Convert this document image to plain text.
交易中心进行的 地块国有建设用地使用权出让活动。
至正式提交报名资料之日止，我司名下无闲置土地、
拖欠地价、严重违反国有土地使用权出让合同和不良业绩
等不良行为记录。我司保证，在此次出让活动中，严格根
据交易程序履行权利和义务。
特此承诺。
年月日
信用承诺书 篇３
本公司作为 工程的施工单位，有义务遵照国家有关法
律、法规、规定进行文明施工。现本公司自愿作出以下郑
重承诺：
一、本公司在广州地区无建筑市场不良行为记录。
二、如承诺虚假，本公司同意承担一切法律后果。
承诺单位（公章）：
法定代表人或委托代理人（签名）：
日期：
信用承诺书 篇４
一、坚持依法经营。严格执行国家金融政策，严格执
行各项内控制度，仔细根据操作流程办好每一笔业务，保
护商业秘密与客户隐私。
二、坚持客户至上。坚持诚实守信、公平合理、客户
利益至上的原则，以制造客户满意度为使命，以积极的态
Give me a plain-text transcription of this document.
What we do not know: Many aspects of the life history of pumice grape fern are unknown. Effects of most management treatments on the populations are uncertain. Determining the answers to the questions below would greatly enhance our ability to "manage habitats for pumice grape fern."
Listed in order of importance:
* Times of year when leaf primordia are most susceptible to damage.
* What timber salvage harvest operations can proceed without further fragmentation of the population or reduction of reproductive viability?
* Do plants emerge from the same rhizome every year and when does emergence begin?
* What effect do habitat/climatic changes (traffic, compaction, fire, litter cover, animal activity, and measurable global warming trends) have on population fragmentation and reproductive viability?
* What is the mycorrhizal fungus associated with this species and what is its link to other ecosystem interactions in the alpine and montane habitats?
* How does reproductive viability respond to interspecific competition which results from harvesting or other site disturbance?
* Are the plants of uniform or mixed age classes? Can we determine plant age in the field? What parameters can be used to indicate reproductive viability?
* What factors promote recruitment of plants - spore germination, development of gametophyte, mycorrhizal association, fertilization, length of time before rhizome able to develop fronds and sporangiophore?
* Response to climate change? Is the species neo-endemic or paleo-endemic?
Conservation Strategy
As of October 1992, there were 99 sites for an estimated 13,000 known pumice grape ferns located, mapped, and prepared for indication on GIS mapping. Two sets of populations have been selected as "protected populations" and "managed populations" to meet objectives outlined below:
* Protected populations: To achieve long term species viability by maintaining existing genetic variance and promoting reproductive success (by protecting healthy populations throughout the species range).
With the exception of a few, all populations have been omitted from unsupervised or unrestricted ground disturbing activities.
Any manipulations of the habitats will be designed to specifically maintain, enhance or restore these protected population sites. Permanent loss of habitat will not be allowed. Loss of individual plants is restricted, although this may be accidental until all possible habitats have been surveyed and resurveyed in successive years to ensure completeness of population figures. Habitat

★ ★ ★ ★ ★ ★ ★

### TASK STATEMENT
Which lines above hold the word "other"? Copy each of them.

### SOLVED PROBLEM
* What is the mycorrhizal fungus associated with this species and what is its link to other ecosystem interactions in the alpine and montane habitats?
* How does reproductive viability respond to interspecific competition which results from harvesting or other site disturbance?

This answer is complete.